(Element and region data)
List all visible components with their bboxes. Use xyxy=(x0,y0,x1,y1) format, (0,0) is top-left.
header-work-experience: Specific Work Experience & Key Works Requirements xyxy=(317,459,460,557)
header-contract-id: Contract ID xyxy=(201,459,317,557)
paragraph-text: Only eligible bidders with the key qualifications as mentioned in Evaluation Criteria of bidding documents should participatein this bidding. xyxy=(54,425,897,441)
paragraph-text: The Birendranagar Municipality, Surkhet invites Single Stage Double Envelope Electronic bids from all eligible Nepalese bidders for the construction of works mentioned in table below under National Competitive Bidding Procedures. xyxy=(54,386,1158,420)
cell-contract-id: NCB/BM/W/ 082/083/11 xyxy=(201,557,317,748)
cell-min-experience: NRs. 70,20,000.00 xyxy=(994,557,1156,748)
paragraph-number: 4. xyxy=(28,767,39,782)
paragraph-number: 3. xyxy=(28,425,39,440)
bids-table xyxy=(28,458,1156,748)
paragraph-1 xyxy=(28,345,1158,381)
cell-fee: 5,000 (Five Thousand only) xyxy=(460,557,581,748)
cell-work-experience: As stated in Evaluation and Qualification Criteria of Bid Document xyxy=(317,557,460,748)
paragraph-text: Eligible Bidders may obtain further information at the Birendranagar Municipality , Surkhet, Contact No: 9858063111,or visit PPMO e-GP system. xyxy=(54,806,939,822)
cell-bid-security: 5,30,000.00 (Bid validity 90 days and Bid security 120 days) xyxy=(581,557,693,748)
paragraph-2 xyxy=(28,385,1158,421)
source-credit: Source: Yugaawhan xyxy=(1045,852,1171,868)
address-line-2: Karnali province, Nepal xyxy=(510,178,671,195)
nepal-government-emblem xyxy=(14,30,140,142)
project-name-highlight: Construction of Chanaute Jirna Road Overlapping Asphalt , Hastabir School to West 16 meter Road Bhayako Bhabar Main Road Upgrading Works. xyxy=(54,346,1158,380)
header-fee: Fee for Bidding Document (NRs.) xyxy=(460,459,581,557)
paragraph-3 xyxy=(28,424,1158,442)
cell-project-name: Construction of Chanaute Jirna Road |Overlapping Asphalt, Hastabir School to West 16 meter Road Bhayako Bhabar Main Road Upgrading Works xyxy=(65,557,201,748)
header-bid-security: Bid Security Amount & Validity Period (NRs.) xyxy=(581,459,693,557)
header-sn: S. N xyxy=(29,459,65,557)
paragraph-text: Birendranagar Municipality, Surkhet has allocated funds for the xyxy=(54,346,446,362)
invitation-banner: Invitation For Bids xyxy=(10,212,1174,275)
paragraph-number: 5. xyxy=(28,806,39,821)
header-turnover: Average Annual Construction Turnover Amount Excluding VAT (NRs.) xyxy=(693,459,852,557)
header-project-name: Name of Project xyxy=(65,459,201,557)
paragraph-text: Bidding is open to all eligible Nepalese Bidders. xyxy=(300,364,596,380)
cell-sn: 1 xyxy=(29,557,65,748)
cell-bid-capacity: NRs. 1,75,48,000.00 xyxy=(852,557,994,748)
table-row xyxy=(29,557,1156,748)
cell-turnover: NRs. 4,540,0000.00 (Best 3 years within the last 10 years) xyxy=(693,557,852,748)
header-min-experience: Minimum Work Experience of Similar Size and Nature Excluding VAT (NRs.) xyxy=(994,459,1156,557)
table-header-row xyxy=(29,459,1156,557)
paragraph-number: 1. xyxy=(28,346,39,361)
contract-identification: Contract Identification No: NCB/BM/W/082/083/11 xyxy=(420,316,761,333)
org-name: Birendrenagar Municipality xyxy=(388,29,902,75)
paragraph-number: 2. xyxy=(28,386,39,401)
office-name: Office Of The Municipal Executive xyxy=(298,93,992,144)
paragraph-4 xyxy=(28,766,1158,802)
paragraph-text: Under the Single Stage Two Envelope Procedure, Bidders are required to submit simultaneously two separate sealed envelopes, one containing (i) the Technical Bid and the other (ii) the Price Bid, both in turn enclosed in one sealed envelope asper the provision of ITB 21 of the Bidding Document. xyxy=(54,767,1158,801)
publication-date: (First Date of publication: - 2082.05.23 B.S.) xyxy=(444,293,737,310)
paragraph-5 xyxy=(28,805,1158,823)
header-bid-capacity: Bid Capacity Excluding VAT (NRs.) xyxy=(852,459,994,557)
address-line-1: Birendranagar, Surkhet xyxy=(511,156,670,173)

-- Given problem --
Can you output every line of the listing, unchanged, from the very first one down through the line containing "bids-table xyxy=(28,458,1156,748)"?

-- Answer --
List all visible components with their bboxes. Use xyxy=(x0,y0,x1,y1) format, (0,0) is top-left.
header-work-experience: Specific Work Experience & Key Works Requirements xyxy=(317,459,460,557)
header-contract-id: Contract ID xyxy=(201,459,317,557)
paragraph-text: Only eligible bidders with the key qualifications as mentioned in Evaluation Criteria of bidding documents should participatein this bidding. xyxy=(54,425,897,441)
paragraph-text: The Birendranagar Municipality, Surkhet invites Single Stage Double Envelope Electronic bids from all eligible Nepalese bidders for the construction of works mentioned in table below under National Competitive Bidding Procedures. xyxy=(54,386,1158,420)
cell-contract-id: NCB/BM/W/ 082/083/11 xyxy=(201,557,317,748)
cell-min-experience: NRs. 70,20,000.00 xyxy=(994,557,1156,748)
paragraph-number: 4. xyxy=(28,767,39,782)
paragraph-number: 3. xyxy=(28,425,39,440)
bids-table xyxy=(28,458,1156,748)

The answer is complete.